== Aim of the exercise ==
Pick out all lines of the entries that include the word "xlabel" and copy them.

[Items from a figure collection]
+ + + +
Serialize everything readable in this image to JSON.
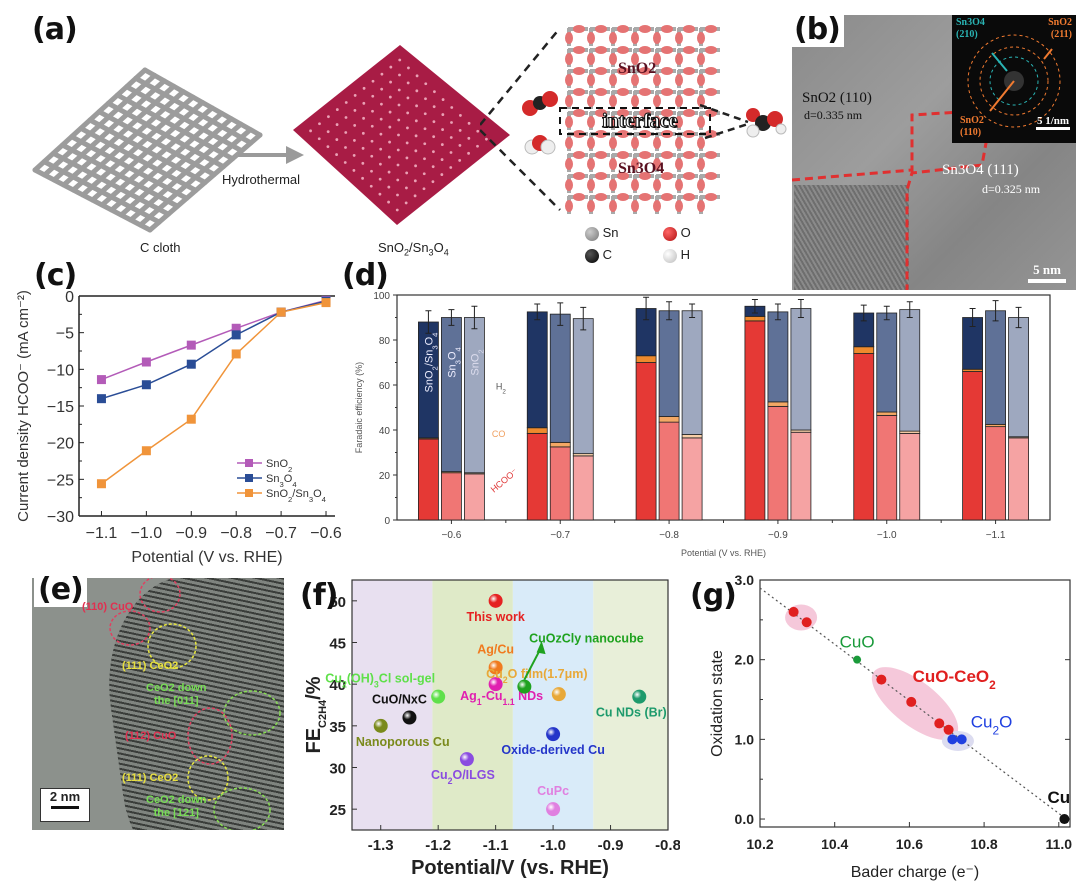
{
  "figure": {
    "panel_labels": [
      "(a)",
      "(b)",
      "(c)",
      "(d)",
      "(e)",
      "(f)",
      "(g)"
    ]
  },
  "panel_a": {
    "left_caption": "C cloth",
    "arrow_label": "Hydrothermal",
    "right_caption": "SnO2/Sn3O4",
    "structure_labels": {
      "top": "SnO2",
      "middle": "interface",
      "bottom": "Sn3O4"
    },
    "legend": [
      {
        "label": "Sn",
        "color": "#8f8f8f"
      },
      {
        "label": "O",
        "color": "#d42a2a"
      },
      {
        "label": "C",
        "color": "#111111"
      },
      {
        "label": "H",
        "color": "#eeeeee"
      }
    ]
  },
  "panel_b": {
    "labels": {
      "sno2_110": "SnO2 (110)",
      "d1": "d=0.335 nm",
      "sn3o4_111": "Sn3O4 (111)",
      "d2": "d=0.325 nm",
      "scale": "5 nm"
    },
    "inset": {
      "sn3o4_210": [
        "Sn3O4",
        "(210)"
      ],
      "sno2_211": [
        "SnO2",
        "(211)"
      ],
      "sno2_110": [
        "SnO2",
        "(110)"
      ],
      "scale": "5 1/nm"
    }
  },
  "panel_e": {
    "labels": [
      "(110) CuO",
      "(111) CeO2",
      "CeO2 down",
      "the [011]",
      "(112) CuO",
      "(111) CeO2",
      "CeO2 down",
      "the [121]"
    ],
    "scale": "2 nm"
  },
  "chart_data": [
    {
      "id": "c",
      "type": "line",
      "xlabel": "Potential (V vs. RHE)",
      "ylabel": "Current density HCOO⁻ (mA cm⁻²)",
      "x": [
        -1.1,
        -1.0,
        -0.9,
        -0.8,
        -0.7,
        -0.6
      ],
      "xlim": [
        -1.15,
        -0.58
      ],
      "ylim": [
        -30,
        0
      ],
      "xticks": [
        "-1.1",
        "-1.0",
        "-0.9",
        "-0.8",
        "-0.7",
        "-0.6"
      ],
      "yticks": [
        "0",
        "-5",
        "-10",
        "-15",
        "-20",
        "-25",
        "-30"
      ],
      "legend_position": "lower-right",
      "series": [
        {
          "name": "SnO2",
          "color": "#b35bb8",
          "values": [
            -11.4,
            -9.0,
            -6.7,
            -4.4,
            -2.2,
            -0.6
          ]
        },
        {
          "name": "Sn3O4",
          "color": "#2a4d96",
          "values": [
            -14.0,
            -12.1,
            -9.3,
            -5.3,
            -2.2,
            -0.7
          ]
        },
        {
          "name": "SnO2/Sn3O4",
          "color": "#f0943a",
          "values": [
            -25.6,
            -21.1,
            -16.8,
            -7.9,
            -2.2,
            -0.9
          ]
        }
      ]
    },
    {
      "id": "d",
      "type": "bar",
      "stacked": true,
      "xlabel": "Potential (V vs. RHE)",
      "ylabel": "Faradaic efficiency (%)",
      "categories": [
        "-0.6",
        "-0.7",
        "-0.8",
        "-0.9",
        "-1.0",
        "-1.1"
      ],
      "ylim": [
        0,
        100
      ],
      "yticks": [
        "0",
        "20",
        "40",
        "60",
        "80",
        "100"
      ],
      "samples": [
        "SnO2/Sn3O4",
        "Sn3O4",
        "SnO2"
      ],
      "annotations": {
        "h2": "H2",
        "co": "CO",
        "hcoo": "HCOO⁻"
      },
      "series": {
        "HCOO": {
          "SnO2/Sn3O4": [
            36,
            38.5,
            70,
            88.5,
            74,
            66
          ],
          "Sn3O4": [
            21,
            32.5,
            43.5,
            50.5,
            46.5,
            41.5
          ],
          "SnO2": [
            20.5,
            28.5,
            36.5,
            39,
            38.5,
            36.5
          ]
        },
        "CO": {
          "SnO2/Sn3O4": [
            0.5,
            2.5,
            3,
            2,
            3,
            1
          ],
          "Sn3O4": [
            0.5,
            2,
            2.5,
            2,
            1.5,
            1
          ],
          "SnO2": [
            0.5,
            1,
            1.5,
            1,
            1,
            0.5
          ]
        },
        "H2": {
          "SnO2/Sn3O4": [
            51.5,
            51.5,
            21,
            4.5,
            15,
            23
          ],
          "Sn3O4": [
            68.5,
            57,
            47,
            40,
            44,
            50.5
          ],
          "SnO2": [
            69,
            60,
            55,
            54,
            54,
            53
          ]
        },
        "error": {
          "SnO2/Sn3O4": [
            5,
            3.5,
            5,
            3,
            3.5,
            4
          ],
          "Sn3O4": [
            3.5,
            5,
            4,
            3.5,
            3,
            4.5
          ],
          "SnO2": [
            5,
            5,
            3,
            4,
            3.5,
            4.5
          ]
        }
      },
      "colors": {
        "HCOO": {
          "SnO2/Sn3O4": "#e53935",
          "Sn3O4": "#f07674",
          "SnO2": "#f5a3a3"
        },
        "CO": {
          "SnO2/Sn3O4": "#ee8a2d",
          "Sn3O4": "#f3a865",
          "SnO2": "#f8cfa8"
        },
        "H2": {
          "SnO2/Sn3O4": "#1f3564",
          "Sn3O4": "#5f7197",
          "SnO2": "#9ea8bf"
        }
      }
    },
    {
      "id": "f",
      "type": "scatter",
      "xlabel": "Potential/V (vs. RHE)",
      "ylabel": "FE C2H4 /%",
      "xlim": [
        -1.35,
        -0.8
      ],
      "ylim": [
        22.5,
        52.5
      ],
      "xticks": [
        "-1.3",
        "-1.2",
        "-1.1",
        "-1.0",
        "-0.9",
        "-0.8"
      ],
      "yticks": [
        "25",
        "30",
        "35",
        "40",
        "45",
        "50"
      ],
      "bands": [
        {
          "from": -1.35,
          "to": -1.21,
          "color": "#e8e0f0"
        },
        {
          "from": -1.21,
          "to": -1.07,
          "color": "#dfeac8"
        },
        {
          "from": -1.07,
          "to": -0.93,
          "color": "#d9ebf9"
        },
        {
          "from": -0.93,
          "to": -0.8,
          "color": "#e8efd9"
        }
      ],
      "points": [
        {
          "label": "This work",
          "x": -1.1,
          "y": 50,
          "color": "#e52222"
        },
        {
          "label": "Ag/Cu",
          "x": -1.1,
          "y": 42,
          "color": "#f07a1e"
        },
        {
          "label": "Ag1-Cu1.1 NDs",
          "x": -1.1,
          "y": 40,
          "color": "#e020b0"
        },
        {
          "label": "CuOxCly nanocube",
          "x": -1.05,
          "y": 39.7,
          "color": "#1fa21f"
        },
        {
          "label": "Cu2O film(1.7μm)",
          "x": -0.99,
          "y": 38.8,
          "color": "#e8a838"
        },
        {
          "label": "Cu2(OH)3Cl sol-gel",
          "x": -1.2,
          "y": 38.5,
          "color": "#5fe04a"
        },
        {
          "label": "Cu NDs (Br)",
          "x": -0.85,
          "y": 38.5,
          "color": "#1d9a6c"
        },
        {
          "label": "CuO/NxC",
          "x": -1.25,
          "y": 36,
          "color": "#111111"
        },
        {
          "label": "Nanoporous Cu",
          "x": -1.3,
          "y": 35,
          "color": "#7a8a1c"
        },
        {
          "label": "Oxide-derived Cu",
          "x": -1.0,
          "y": 34,
          "color": "#2435c9"
        },
        {
          "label": "Cu2O/ILGS",
          "x": -1.15,
          "y": 31,
          "color": "#8a4ce0"
        },
        {
          "label": "CuPc",
          "x": -1.0,
          "y": 25,
          "color": "#e080e0"
        }
      ]
    },
    {
      "id": "g",
      "type": "scatter",
      "xlabel": "Bader charge (e⁻)",
      "ylabel": "Oxidation state",
      "xlim": [
        10.2,
        11.03
      ],
      "ylim": [
        -0.1,
        3.0
      ],
      "xticks": [
        "10.2",
        "10.4",
        "10.6",
        "10.8",
        "11.0"
      ],
      "yticks": [
        "0.0",
        "1.0",
        "2.0",
        "3.0"
      ],
      "fit_line": {
        "from": [
          10.2,
          2.9
        ],
        "to": [
          11.02,
          0.0
        ]
      },
      "groups": [
        {
          "label": "CuO-CeO2",
          "color": "#e02020",
          "points": [
            [
              10.29,
              2.6
            ],
            [
              10.325,
              2.47
            ],
            [
              10.525,
              1.75
            ],
            [
              10.605,
              1.47
            ],
            [
              10.68,
              1.2
            ],
            [
              10.705,
              1.12
            ]
          ]
        },
        {
          "label": "CuO",
          "color": "#1a9a3a",
          "points": [
            [
              10.46,
              2.0
            ]
          ]
        },
        {
          "label": "Cu2O",
          "color": "#2040e0",
          "points": [
            [
              10.715,
              1.0
            ],
            [
              10.74,
              1.0
            ]
          ]
        },
        {
          "label": "Cu",
          "color": "#111111",
          "points": [
            [
              11.015,
              0.0
            ]
          ]
        }
      ]
    }
  ]
}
+ + + +
== Task answer ==
      "xlabel": "Potential (V vs. RHE)",
      "xlabel": "Potential (V vs. RHE)",
      "xlabel": "Potential/V (vs. RHE)",
      "xlabel": "Bader charge (e⁻)",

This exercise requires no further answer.